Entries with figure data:
┄┄┄┄┄┄┄┄┄┄

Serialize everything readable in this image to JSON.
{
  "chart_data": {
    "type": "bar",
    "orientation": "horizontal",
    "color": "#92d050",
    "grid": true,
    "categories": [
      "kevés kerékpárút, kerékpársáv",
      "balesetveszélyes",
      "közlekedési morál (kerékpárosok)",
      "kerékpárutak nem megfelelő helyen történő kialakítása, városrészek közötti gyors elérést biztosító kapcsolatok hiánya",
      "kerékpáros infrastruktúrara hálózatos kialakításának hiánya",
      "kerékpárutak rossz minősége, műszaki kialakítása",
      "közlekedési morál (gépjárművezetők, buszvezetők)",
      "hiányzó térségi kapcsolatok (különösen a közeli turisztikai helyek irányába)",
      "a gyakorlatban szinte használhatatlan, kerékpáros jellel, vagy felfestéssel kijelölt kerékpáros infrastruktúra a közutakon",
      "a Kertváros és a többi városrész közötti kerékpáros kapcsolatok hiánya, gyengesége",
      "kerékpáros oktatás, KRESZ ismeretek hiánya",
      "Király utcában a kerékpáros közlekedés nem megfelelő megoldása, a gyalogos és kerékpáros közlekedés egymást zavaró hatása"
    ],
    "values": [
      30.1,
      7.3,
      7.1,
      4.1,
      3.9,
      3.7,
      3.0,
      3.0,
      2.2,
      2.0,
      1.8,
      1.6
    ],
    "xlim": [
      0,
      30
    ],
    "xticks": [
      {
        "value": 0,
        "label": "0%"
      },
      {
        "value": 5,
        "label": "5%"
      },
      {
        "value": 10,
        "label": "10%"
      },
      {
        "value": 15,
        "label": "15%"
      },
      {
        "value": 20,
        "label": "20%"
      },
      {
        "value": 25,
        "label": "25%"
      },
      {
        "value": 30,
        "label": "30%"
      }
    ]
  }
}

┄┄┄┄┄┄┄┄┄┄

▶ **Direction**
Repeat the listing exactly, from its first line to its last.

▶ **Reply to the task**
Serialize everything readable in this image to JSON.
{
  "chart_data": {
    "type": "bar",
    "orientation": "horizontal",
    "color": "#92d050",
    "grid": true,
    "categories": [
      "kevés kerékpárút, kerékpársáv",
      "balesetveszélyes",
      "közlekedési morál (kerékpárosok)",
      "kerékpárutak nem megfelelő helyen történő kialakítása, városrészek közötti gyors elérést biztosító kapcsolatok hiánya",
      "kerékpáros infrastruktúrara hálózatos kialakításának hiánya",
      "kerékpárutak rossz minősége, műszaki kialakítása",
      "közlekedési morál (gépjárművezetők, buszvezetők)",
      "hiányzó térségi kapcsolatok (különösen a közeli turisztikai helyek irányába)",
      "a gyakorlatban szinte használhatatlan, kerékpáros jellel, vagy felfestéssel kijelölt kerékpáros infrastruktúra a közutakon",
      "a Kertváros és a többi városrész közötti kerékpáros kapcsolatok hiánya, gyengesége",
      "kerékpáros oktatás, KRESZ ismeretek hiánya",
      "Király utcában a kerékpáros közlekedés nem megfelelő megoldása, a gyalogos és kerékpáros közlekedés egymást zavaró hatása"
    ],
    "values": [
      30.1,
      7.3,
      7.1,
      4.1,
      3.9,
      3.7,
      3.0,
      3.0,
      2.2,
      2.0,
      1.8,
      1.6
    ],
    "xlim": [
      0,
      30
    ],
    "xticks": [
      {
        "value": 0,
        "label": "0%"
      },
      {
        "value": 5,
        "label": "5%"
      },
      {
        "value": 10,
        "label": "10%"
      },
      {
        "value": 15,
        "label": "15%"
      },
      {
        "value": 20,
        "label": "20%"
      },
      {
        "value": 25,
        "label": "25%"
      },
      {
        "value": 30,
        "label": "30%"
      }
    ]
  }
}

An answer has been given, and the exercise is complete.